(Dataset entries)
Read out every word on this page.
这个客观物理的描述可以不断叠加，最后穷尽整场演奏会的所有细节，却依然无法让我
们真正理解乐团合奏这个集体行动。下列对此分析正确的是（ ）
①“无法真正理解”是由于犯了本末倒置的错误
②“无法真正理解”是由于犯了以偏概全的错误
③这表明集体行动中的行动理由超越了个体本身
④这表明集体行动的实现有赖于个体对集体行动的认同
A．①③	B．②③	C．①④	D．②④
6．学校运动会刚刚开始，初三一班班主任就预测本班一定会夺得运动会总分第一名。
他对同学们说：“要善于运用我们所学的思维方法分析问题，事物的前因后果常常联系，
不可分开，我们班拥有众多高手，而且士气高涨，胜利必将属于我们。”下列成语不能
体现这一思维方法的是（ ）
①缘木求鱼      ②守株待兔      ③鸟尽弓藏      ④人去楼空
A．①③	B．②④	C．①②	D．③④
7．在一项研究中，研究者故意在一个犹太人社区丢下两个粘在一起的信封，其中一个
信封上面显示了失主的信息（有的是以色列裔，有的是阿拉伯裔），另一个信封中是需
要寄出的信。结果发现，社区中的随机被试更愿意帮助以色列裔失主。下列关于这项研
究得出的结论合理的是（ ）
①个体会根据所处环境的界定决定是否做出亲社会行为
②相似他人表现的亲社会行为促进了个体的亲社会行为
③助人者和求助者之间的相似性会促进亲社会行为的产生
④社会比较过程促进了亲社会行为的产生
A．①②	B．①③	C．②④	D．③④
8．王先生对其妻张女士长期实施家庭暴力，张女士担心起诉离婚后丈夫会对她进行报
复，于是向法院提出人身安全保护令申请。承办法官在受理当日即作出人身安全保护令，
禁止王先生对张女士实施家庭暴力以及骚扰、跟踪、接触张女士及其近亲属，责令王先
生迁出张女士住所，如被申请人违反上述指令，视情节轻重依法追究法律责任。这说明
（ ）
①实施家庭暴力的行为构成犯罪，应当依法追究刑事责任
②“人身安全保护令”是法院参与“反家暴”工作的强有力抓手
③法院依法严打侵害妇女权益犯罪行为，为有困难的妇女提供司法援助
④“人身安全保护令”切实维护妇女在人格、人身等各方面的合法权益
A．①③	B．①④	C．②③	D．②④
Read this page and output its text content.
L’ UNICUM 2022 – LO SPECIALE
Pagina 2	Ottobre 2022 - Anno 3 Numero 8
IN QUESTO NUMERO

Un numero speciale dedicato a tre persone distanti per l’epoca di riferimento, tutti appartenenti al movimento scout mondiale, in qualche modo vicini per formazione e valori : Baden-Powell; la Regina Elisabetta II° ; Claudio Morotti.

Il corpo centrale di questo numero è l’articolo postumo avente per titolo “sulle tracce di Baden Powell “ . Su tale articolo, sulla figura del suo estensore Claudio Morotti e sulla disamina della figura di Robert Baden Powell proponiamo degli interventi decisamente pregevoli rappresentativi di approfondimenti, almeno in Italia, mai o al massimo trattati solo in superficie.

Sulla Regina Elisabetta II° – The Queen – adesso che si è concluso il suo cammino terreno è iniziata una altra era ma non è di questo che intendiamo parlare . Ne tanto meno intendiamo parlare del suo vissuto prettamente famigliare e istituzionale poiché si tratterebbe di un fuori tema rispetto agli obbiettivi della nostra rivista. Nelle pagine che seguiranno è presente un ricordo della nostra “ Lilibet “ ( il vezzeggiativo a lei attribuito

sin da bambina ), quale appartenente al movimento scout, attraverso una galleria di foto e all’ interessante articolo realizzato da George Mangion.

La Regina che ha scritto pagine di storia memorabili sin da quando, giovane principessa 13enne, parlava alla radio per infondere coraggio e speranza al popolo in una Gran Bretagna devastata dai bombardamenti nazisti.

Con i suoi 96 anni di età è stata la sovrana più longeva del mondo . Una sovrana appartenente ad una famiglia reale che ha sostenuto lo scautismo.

*YOUR INSTRUCTIONS:* All records above must be set down exactly, please.

*TASK SOLUTION:*
Read out every word on this page.
这个客观物理的描述可以不断叠加，最后穷尽整场演奏会的所有细节，却依然无法让我
们真正理解乐团合奏这个集体行动。下列对此分析正确的是（ ）
①“无法真正理解”是由于犯了本末倒置的错误
②“无法真正理解”是由于犯了以偏概全的错误
③这表明集体行动中的行动理由超越了个体本身
④这表明集体行动的实现有赖于个体对集体行动的认同
A．①③	B．②③	C．①④	D．②④
6．学校运动会刚刚开始，初三一班班主任就预测本班一定会夺得运动会总分第一名。
他对同学们说：“要善于运用我们所学的思维方法分析问题，事物的前因后果常常联系，
不可分开，我们班拥有众多高手，而且士气高涨，胜利必将属于我们。”下列成语不能
体现这一思维方法的是（ ）
①缘木求鱼      ②守株待兔      ③鸟尽弓藏      ④人去楼空
A．①③	B．②④	C．①②	D．③④
7．在一项研究中，研究者故意在一个犹太人社区丢下两个粘在一起的信封，其中一个
信封上面显示了失主的信息（有的是以色列裔，有的是阿拉伯裔），另一个信封中是需
要寄出的信。结果发现，社区中的随机被试更愿意帮助以色列裔失主。下列关于这项研
究得出的结论合理的是（ ）
①个体会根据所处环境的界定决定是否做出亲社会行为
②相似他人表现的亲社会行为促进了个体的亲社会行为
③助人者和求助者之间的相似性会促进亲社会行为的产生
④社会比较过程促进了亲社会行为的产生
A．①②	B．①③	C．②④	D．③④
8．王先生对其妻张女士长期实施家庭暴力，张女士担心起诉离婚后丈夫会对她进行报
复，于是向法院提出人身安全保护令申请。承办法官在受理当日即作出人身安全保护令，
禁止王先生对张女士实施家庭暴力以及骚扰、跟踪、接触张女士及其近亲属，责令王先
生迁出张女士住所，如被申请人违反上述指令，视情节轻重依法追究法律责任。这说明
（ ）
①实施家庭暴力的行为构成犯罪，应当依法追究刑事责任
②“人身安全保护令”是法院参与“反家暴”工作的强有力抓手
③法院依法严打侵害妇女权益犯罪行为，为有困难的妇女提供司法援助
④“人身安全保护令”切实维护妇女在人格、人身等各方面的合法权益
A．①③	B．①④	C．②③	D．②④
Read this page and output its text content.
L’ UNICUM 2022 – LO SPECIALE
Pagina 2	Ottobre 2022 - Anno 3 Numero 8
IN QUESTO NUMERO

Un numero speciale dedicato a tre persone distanti per l’epoca di riferimento, tutti appartenenti al movimento scout mondiale, in qualche modo vicini per formazione e valori : Baden-Powell; la Regina Elisabetta II° ; Claudio Morotti.

Il corpo centrale di questo numero è l’articolo postumo avente per titolo “sulle tracce di Baden Powell “ . Su tale articolo, sulla figura del suo estensore Claudio Morotti e sulla disamina della figura di Robert Baden Powell proponiamo degli interventi decisamente pregevoli rappresentativi di approfondimenti, almeno in Italia, mai o al massimo trattati solo in superficie.

Sulla Regina Elisabetta II° – The Queen – adesso che si è concluso il suo cammino terreno è iniziata una altra era ma non è di questo che intendiamo parlare . Ne tanto meno intendiamo parlare del suo vissuto prettamente famigliare e istituzionale poiché si tratterebbe di un fuori tema rispetto agli obbiettivi della nostra rivista. Nelle pagine che seguiranno è presente un ricordo della nostra “ Lilibet “ ( il vezzeggiativo a lei attribuito

sin da bambina ), quale appartenente al movimento scout, attraverso una galleria di foto e all’ interessante articolo realizzato da George Mangion.

La Regina che ha scritto pagine di storia memorabili sin da quando, giovane principessa 13enne, parlava alla radio per infondere coraggio e speranza al popolo in una Gran Bretagna devastata dai bombardamenti nazisti.

Con i suoi 96 anni di età è stata la sovrana più longeva del mondo . Una sovrana appartenente ad una famiglia reale che ha sostenuto lo scautismo.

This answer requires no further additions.